Output exactly, and only, the stretch of lines beginning at the line with "Convert this screenshot" and ending at the last line of the listing below. Drop the pictures.

Dataset items
----------------

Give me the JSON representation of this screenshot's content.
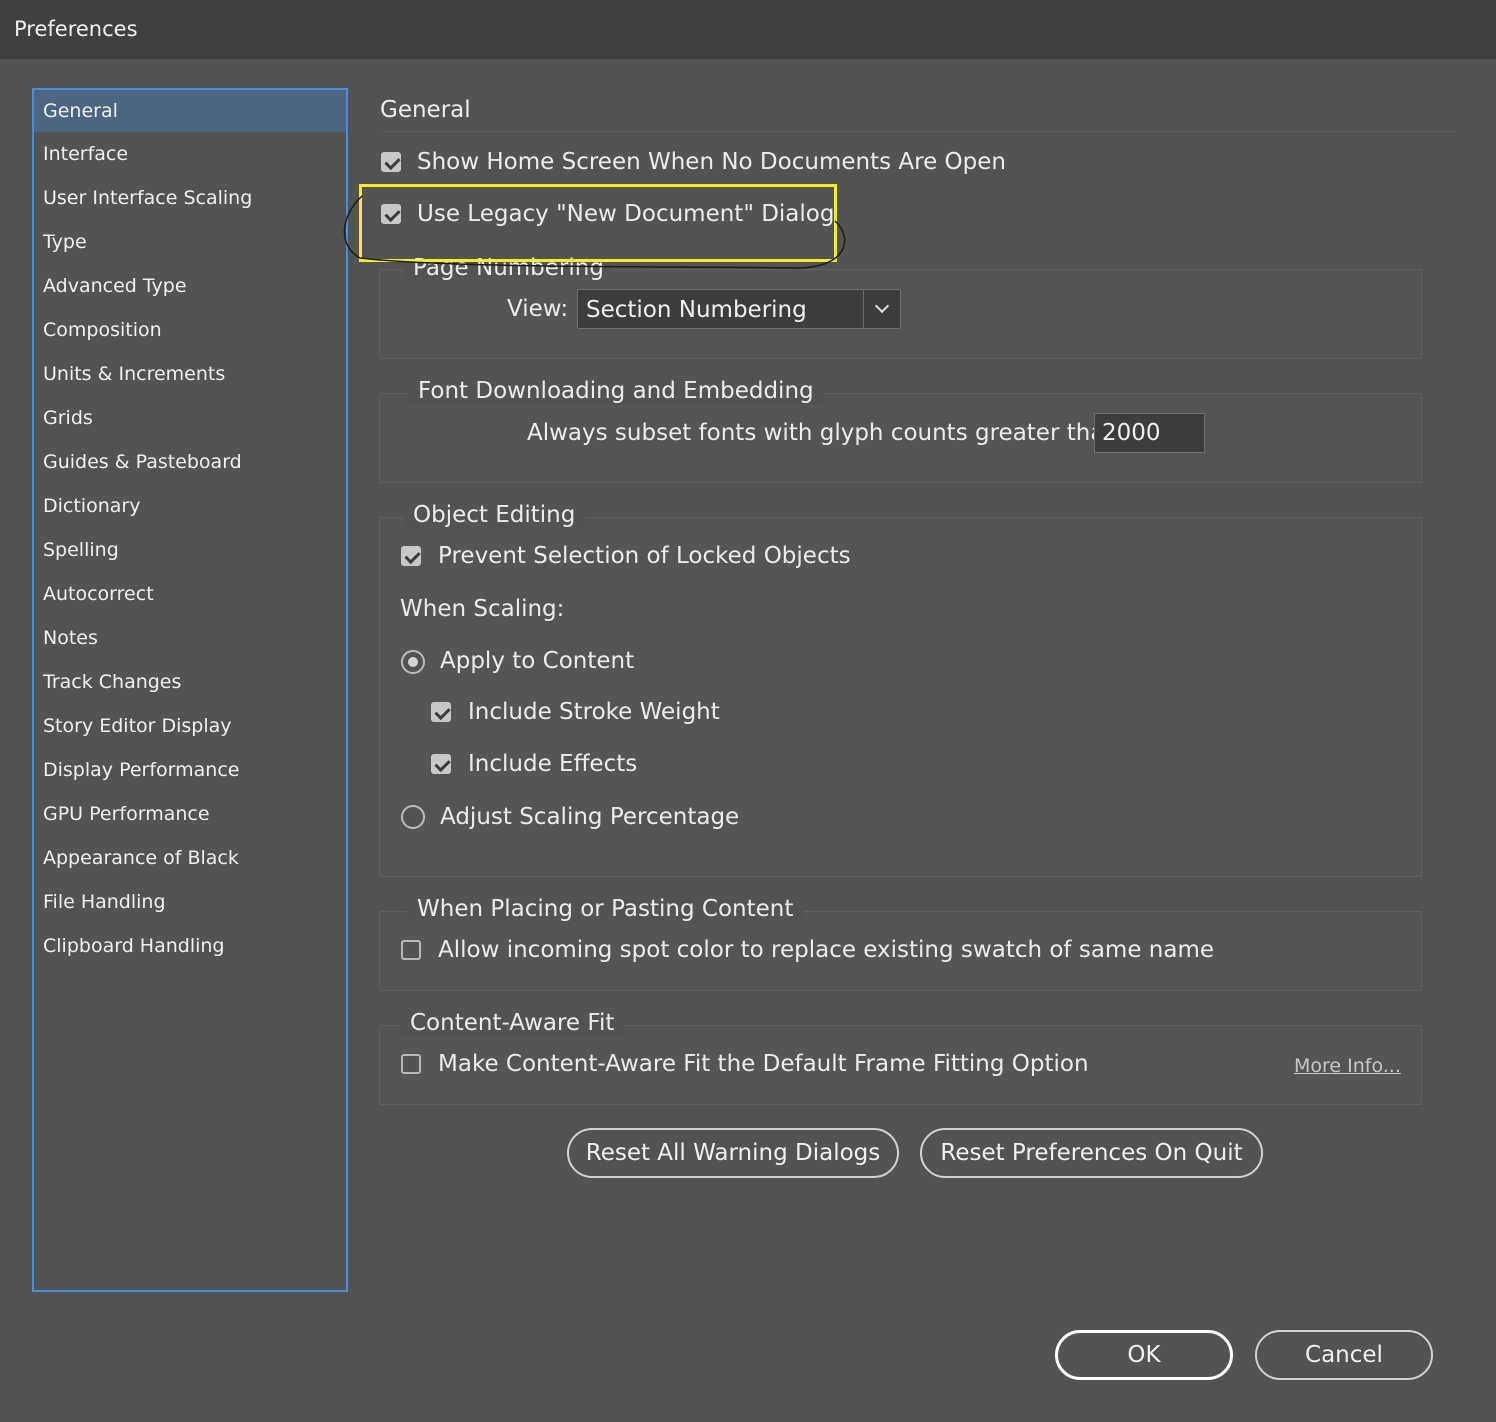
{
  "window": {
    "title": "Preferences"
  },
  "sidebar": {
    "items": [
      {
        "label": "General",
        "active": true
      },
      {
        "label": "Interface"
      },
      {
        "label": "User Interface Scaling"
      },
      {
        "label": "Type"
      },
      {
        "label": "Advanced Type"
      },
      {
        "label": "Composition"
      },
      {
        "label": "Units & Increments"
      },
      {
        "label": "Grids"
      },
      {
        "label": "Guides & Pasteboard"
      },
      {
        "label": "Dictionary"
      },
      {
        "label": "Spelling"
      },
      {
        "label": "Autocorrect"
      },
      {
        "label": "Notes"
      },
      {
        "label": "Track Changes"
      },
      {
        "label": "Story Editor Display"
      },
      {
        "label": "Display Performance"
      },
      {
        "label": "GPU Performance"
      },
      {
        "label": "Appearance of Black"
      },
      {
        "label": "File Handling"
      },
      {
        "label": "Clipboard Handling"
      }
    ]
  },
  "general": {
    "title": "General",
    "show_home_screen": {
      "label": "Show Home Screen When No Documents Are Open",
      "checked": true
    },
    "use_legacy_dialog": {
      "label": "Use Legacy \"New Document\" Dialog",
      "checked": true
    }
  },
  "page_numbering": {
    "legend": "Page Numbering",
    "view_label": "View:",
    "view_value": "Section Numbering"
  },
  "font_downloading": {
    "legend": "Font Downloading and Embedding",
    "subset_label": "Always subset fonts with glyph counts greater than:",
    "subset_value": "2000"
  },
  "object_editing": {
    "legend": "Object Editing",
    "prevent_selection": {
      "label": "Prevent Selection of Locked Objects",
      "checked": true
    },
    "when_scaling_label": "When Scaling:",
    "apply_to_content": {
      "label": "Apply to Content",
      "selected": true
    },
    "include_stroke_weight": {
      "label": "Include Stroke Weight",
      "checked": true
    },
    "include_effects": {
      "label": "Include Effects",
      "checked": true
    },
    "adjust_scaling": {
      "label": "Adjust Scaling Percentage",
      "selected": false
    }
  },
  "placing": {
    "legend": "When Placing or Pasting Content",
    "allow_spot_color": {
      "label": "Allow incoming spot color to replace existing swatch of same name",
      "checked": false
    }
  },
  "content_aware": {
    "legend": "Content-Aware Fit",
    "make_default": {
      "label": "Make Content-Aware Fit the Default Frame Fitting Option",
      "checked": false
    },
    "more_info": "More Info..."
  },
  "buttons": {
    "reset_warnings": "Reset All Warning Dialogs",
    "reset_prefs": "Reset Preferences On Quit",
    "ok": "OK",
    "cancel": "Cancel"
  },
  "colors": {
    "dialog_bg": "#535353",
    "sidebar_active": "#4d6680",
    "sidebar_border": "#4a8fd6",
    "annotation": "#f4ec2a"
  }
}
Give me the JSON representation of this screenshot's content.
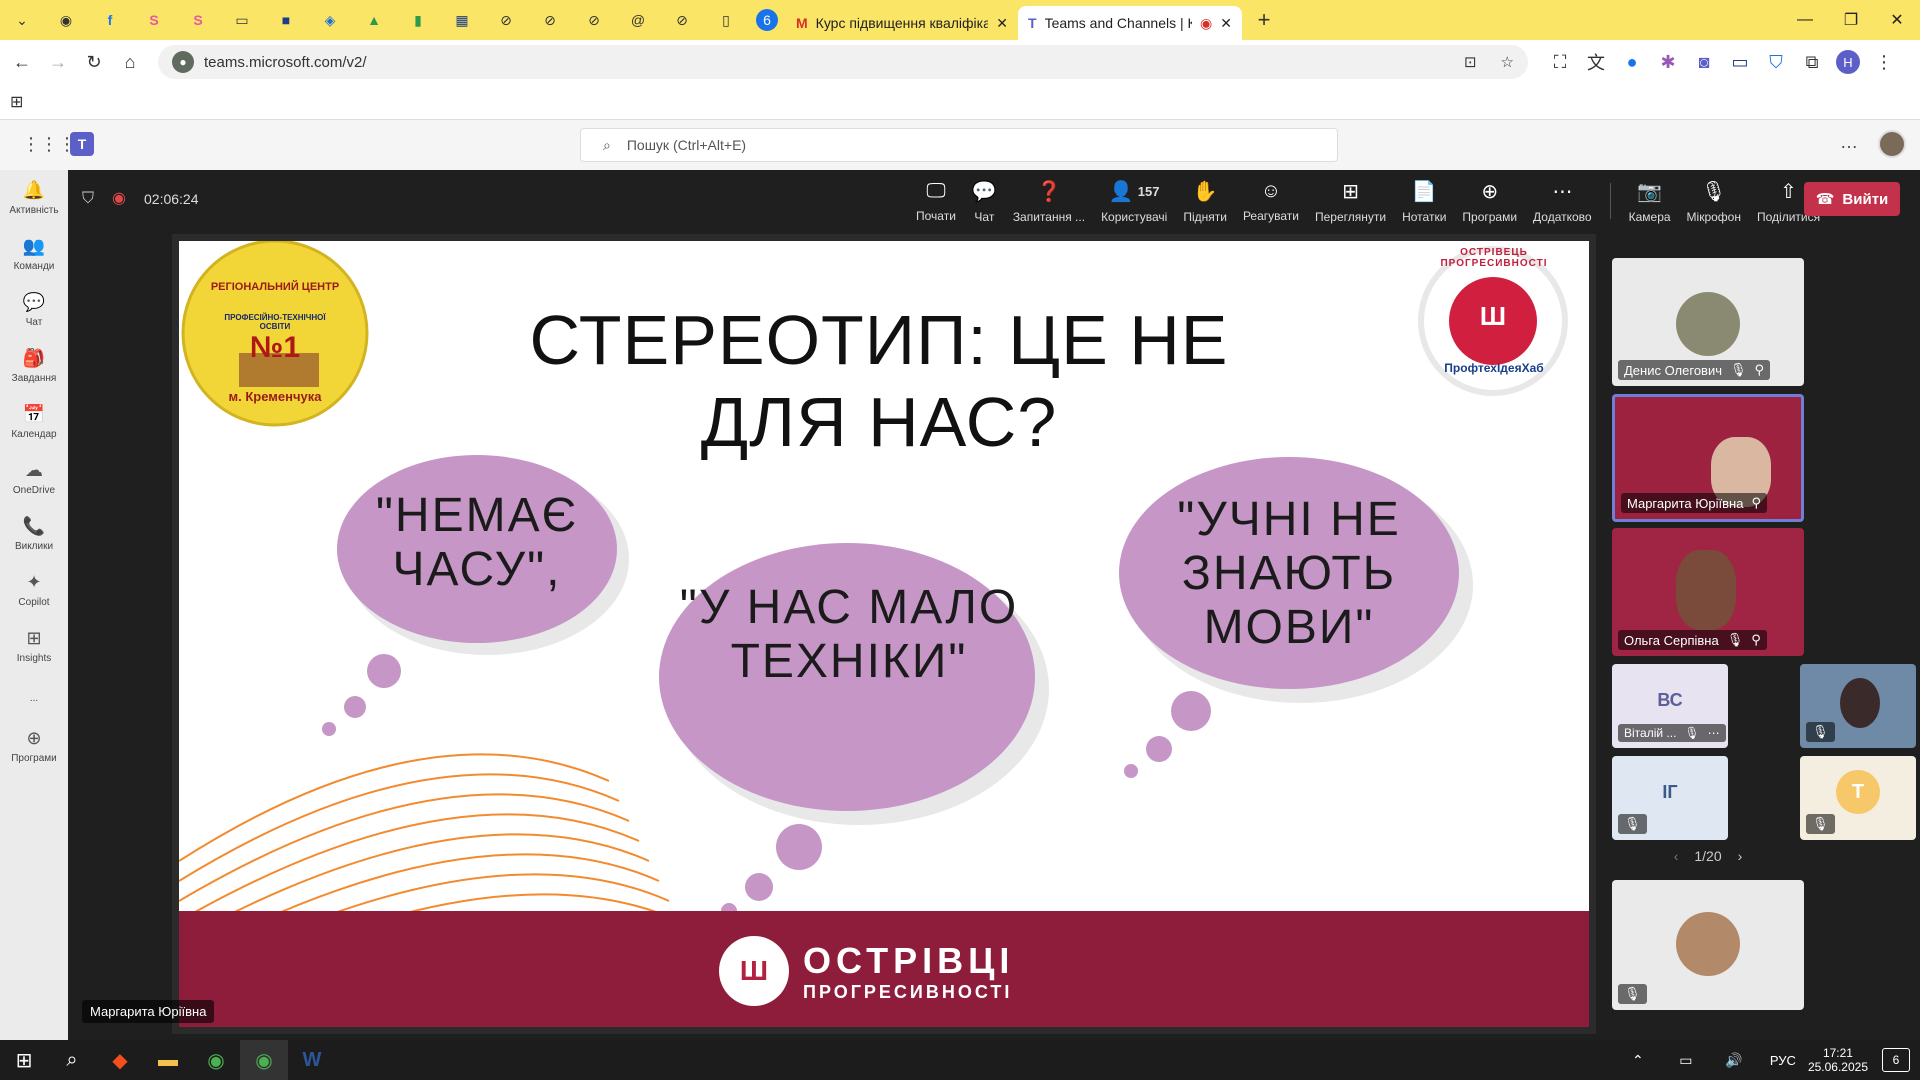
{
  "browser": {
    "tabs": [
      {
        "label": "Курс підвищення кваліфікаці",
        "active": false
      },
      {
        "label": "Teams and Channels | Курс",
        "active": true
      }
    ],
    "url": "teams.microsoft.com/v2/",
    "new_tab": "+",
    "profile_initial": "Н"
  },
  "teams": {
    "search_placeholder": "Пошук (Ctrl+Alt+E)",
    "more": "…"
  },
  "rail": {
    "items": [
      {
        "label": "Активність",
        "icon": "bell-icon",
        "glyph": "🔔"
      },
      {
        "label": "Команди",
        "icon": "teams-icon",
        "glyph": "👥"
      },
      {
        "label": "Чат",
        "icon": "chat-icon",
        "glyph": "💬"
      },
      {
        "label": "Завдання",
        "icon": "assignments-icon",
        "glyph": "🎒"
      },
      {
        "label": "Календар",
        "icon": "calendar-icon",
        "glyph": "📅"
      },
      {
        "label": "OneDrive",
        "icon": "cloud-icon",
        "glyph": "☁"
      },
      {
        "label": "Виклики",
        "icon": "phone-icon",
        "glyph": "📞"
      },
      {
        "label": "Copilot",
        "icon": "copilot-icon",
        "glyph": "✦"
      },
      {
        "label": "Insights",
        "icon": "insights-icon",
        "glyph": "⊞"
      },
      {
        "label": "...",
        "icon": "more-icon",
        "glyph": ""
      },
      {
        "label": "Програми",
        "icon": "apps-icon",
        "glyph": "⊕"
      }
    ]
  },
  "meeting": {
    "timer": "02:06:24",
    "toolbar": [
      {
        "label": "Почати",
        "icon": "screen-icon",
        "glyph": "🖵"
      },
      {
        "label": "Чат",
        "icon": "chat-icon",
        "glyph": "💬"
      },
      {
        "label": "Запитання ...",
        "icon": "qa-icon",
        "glyph": "❓"
      },
      {
        "label": "Користувачі",
        "icon": "people-icon",
        "glyph": "👤",
        "count": "157"
      },
      {
        "label": "Підняти",
        "icon": "hand-icon",
        "glyph": "✋"
      },
      {
        "label": "Реагувати",
        "icon": "smile-icon",
        "glyph": "☺"
      },
      {
        "label": "Переглянути",
        "icon": "grid-icon",
        "glyph": "⊞"
      },
      {
        "label": "Нотатки",
        "icon": "notes-icon",
        "glyph": "📄"
      },
      {
        "label": "Програми",
        "icon": "apps-icon",
        "glyph": "⊕"
      },
      {
        "label": "Додатково",
        "icon": "more-icon",
        "glyph": "⋯"
      },
      {
        "label": "Камера",
        "icon": "camera-off-icon",
        "glyph": "📷"
      },
      {
        "label": "Мікрофон",
        "icon": "mic-off-icon",
        "glyph": "🎙"
      },
      {
        "label": "Поділитися",
        "icon": "share-icon",
        "glyph": "⇧"
      }
    ],
    "leave_label": "Вийти",
    "speaker_name": "Маргарита Юріївна"
  },
  "slide": {
    "title": "СТЕРЕОТИП: ЦЕ НЕ ДЛЯ НАС?",
    "bubbles": [
      "\"НЕМАЄ ЧАСУ\",",
      "\"У НАС МАЛО ТЕХНІКИ\"",
      "\"УЧНІ НЕ ЗНАЮТЬ МОВИ\""
    ],
    "left_logo": {
      "line1": "РЕГІОНАЛЬНИЙ ЦЕНТР",
      "line2": "ПРОФЕСІЙНО-ТЕХНІЧНОЇ ОСВІТИ",
      "num": "№1",
      "line3": "м. Кременчука"
    },
    "right_logo": {
      "ring": "ОСТРІВЕЦЬ ПРОГРЕСИВНОСТІ",
      "sub": "ПрофтехІдеяХаб"
    },
    "footer": {
      "line1": "ОСТРІВЦІ",
      "line2": "ПРОГРЕСИВНОСТІ"
    },
    "colors": {
      "bubble": "#c596c6",
      "band": "#8e1d3c",
      "orange": "#f28a2e"
    }
  },
  "participants": [
    {
      "name": "Денис Олегович"
    },
    {
      "name": "Маргарита Юріївна"
    },
    {
      "name": "Ольга Серпівна"
    },
    {
      "name": "Віталій ...",
      "initials": "ВС"
    },
    {
      "name": ""
    },
    {
      "initials": "ІГ"
    },
    {
      "initials": "Т"
    },
    {
      "name": ""
    }
  ],
  "pager": "1/20",
  "taskbar": {
    "lang": "РУС",
    "time": "17:21",
    "date": "25.06.2025",
    "notif": "6"
  }
}
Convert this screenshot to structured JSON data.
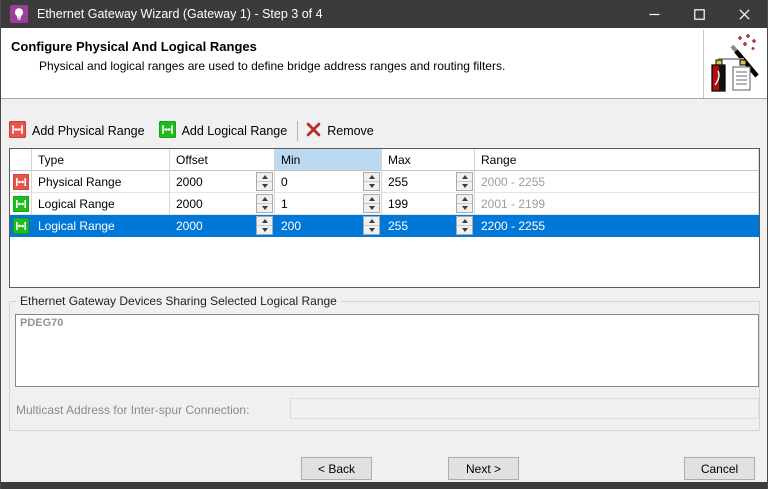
{
  "window": {
    "title": "Ethernet Gateway Wizard (Gateway 1) - Step 3 of 4"
  },
  "header": {
    "title": "Configure Physical And Logical Ranges",
    "description": "Physical and logical ranges are used to define bridge address ranges and routing filters."
  },
  "toolbar": {
    "add_physical_label": "Add Physical Range",
    "add_logical_label": "Add Logical Range",
    "remove_label": "Remove"
  },
  "table": {
    "columns": [
      "Type",
      "Offset",
      "Min",
      "Max",
      "Range"
    ],
    "highlighted_column": "Min",
    "rows": [
      {
        "icon": "physical-range-icon",
        "type": "Physical Range",
        "offset": "2000",
        "min": "0",
        "max": "255",
        "range": "2000 - 2255",
        "selected": false
      },
      {
        "icon": "logical-range-icon",
        "type": "Logical Range",
        "offset": "2000",
        "min": "1",
        "max": "199",
        "range": "2001 - 2199",
        "selected": false
      },
      {
        "icon": "logical-range-icon",
        "type": "Logical Range",
        "offset": "2000",
        "min": "200",
        "max": "255",
        "range": "2200 - 2255",
        "selected": true
      }
    ]
  },
  "group": {
    "label": "Ethernet Gateway Devices Sharing Selected Logical Range",
    "devices_text": "PDEG70",
    "multicast_label": "Multicast Address for Inter-spur Connection:",
    "multicast_value": ""
  },
  "footer": {
    "back_label": "< Back",
    "next_label": "Next >",
    "cancel_label": "Cancel"
  },
  "colors": {
    "titlebar": "#3b3b3b",
    "selected_row": "#0078d7",
    "min_header_highlight": "#bcd9f2",
    "physical_icon": "#e8554a",
    "logical_icon": "#1ebc1e",
    "window_icon": "#9c3e9b",
    "remove_x": "#b92b2b"
  }
}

----------------

# Exercise response
Convert this screenshot to structured JSON data.
{
  "window": {
    "title": "Ethernet Gateway Wizard (Gateway 1) - Step 3 of 4"
  },
  "header": {
    "title": "Configure Physical And Logical Ranges",
    "description": "Physical and logical ranges are used to define bridge address ranges and routing filters."
  },
  "toolbar": {
    "add_physical_label": "Add Physical Range",
    "add_logical_label": "Add Logical Range",
    "remove_label": "Remove"
  },
  "table": {
    "columns": [
      "Type",
      "Offset",
      "Min",
      "Max",
      "Range"
    ],
    "highlighted_column": "Min",
    "rows": [
      {
        "icon": "physical-range-icon",
        "type": "Physical Range",
        "offset": "2000",
        "min": "0",
        "max": "255",
        "range": "2000 - 2255",
        "selected": false
      },
      {
        "icon": "logical-range-icon",
        "type": "Logical Range",
        "offset": "2000",
        "min": "1",
        "max": "199",
        "range": "2001 - 2199",
        "selected": false
      },
      {
        "icon": "logical-range-icon",
        "type": "Logical Range",
        "offset": "2000",
        "min": "200",
        "max": "255",
        "range": "2200 - 2255",
        "selected": true
      }
    ]
  },
  "group": {
    "label": "Ethernet Gateway Devices Sharing Selected Logical Range",
    "devices_text": "PDEG70",
    "multicast_label": "Multicast Address for Inter-spur Connection:",
    "multicast_value": ""
  },
  "footer": {
    "back_label": "< Back",
    "next_label": "Next >",
    "cancel_label": "Cancel"
  },
  "colors": {
    "titlebar": "#3b3b3b",
    "selected_row": "#0078d7",
    "min_header_highlight": "#bcd9f2",
    "physical_icon": "#e8554a",
    "logical_icon": "#1ebc1e",
    "window_icon": "#9c3e9b",
    "remove_x": "#b92b2b"
  }
}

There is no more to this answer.